### GOAL:
List each line of the data that holds the string "Land", please.

[BEGIN MATERIAL SUPPLIED]

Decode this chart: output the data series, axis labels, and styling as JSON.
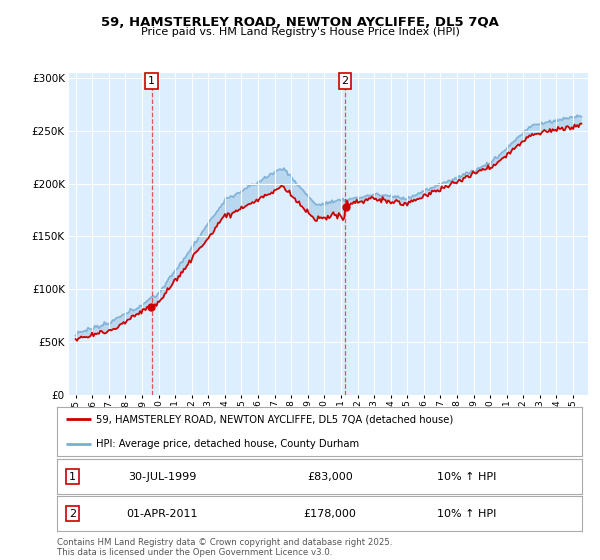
{
  "title": "59, HAMSTERLEY ROAD, NEWTON AYCLIFFE, DL5 7QA",
  "subtitle": "Price paid vs. HM Land Registry's House Price Index (HPI)",
  "ytick_values": [
    0,
    50000,
    100000,
    150000,
    200000,
    250000,
    300000
  ],
  "ylim": [
    0,
    305000
  ],
  "background_color": "#ffffff",
  "plot_bg_color": "#ddeeff",
  "grid_color": "#ffffff",
  "red_line_color": "#cc0000",
  "blue_line_color": "#7aadd4",
  "sale1_year": 1999.58,
  "sale1_price": 83000,
  "sale2_year": 2011.25,
  "sale2_price": 178000,
  "annotation1": {
    "label": "1",
    "date": "30-JUL-1999",
    "price": "£83,000",
    "hpi": "10% ↑ HPI"
  },
  "annotation2": {
    "label": "2",
    "date": "01-APR-2011",
    "price": "£178,000",
    "hpi": "10% ↑ HPI"
  },
  "legend_red": "59, HAMSTERLEY ROAD, NEWTON AYCLIFFE, DL5 7QA (detached house)",
  "legend_blue": "HPI: Average price, detached house, County Durham",
  "footer": "Contains HM Land Registry data © Crown copyright and database right 2025.\nThis data is licensed under the Open Government Licence v3.0.",
  "x_start_year": 1995,
  "x_end_year": 2025
}
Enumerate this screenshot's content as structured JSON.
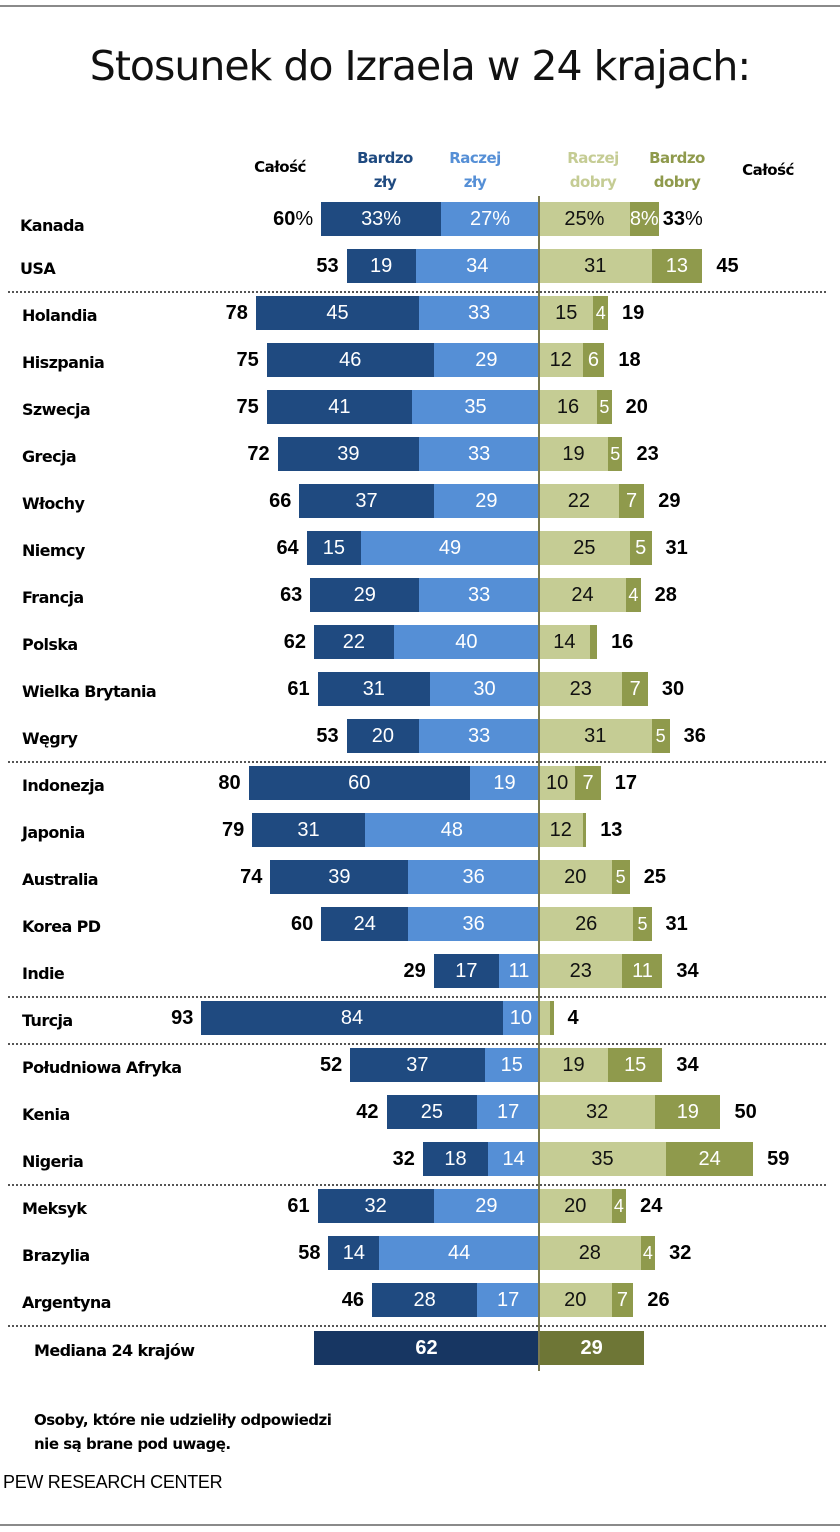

[END MATERIAL SUPPLIED]

### PROBLEM SOLUTION:
  "subtitle": "Price paid vs. HM Land Registry's House Price Index (HPI)",
  "footer": "Contains HM Land Registry data © Crown copyright and database right 2025.\nThis data is licensed under the Open Government Licence v3.0.",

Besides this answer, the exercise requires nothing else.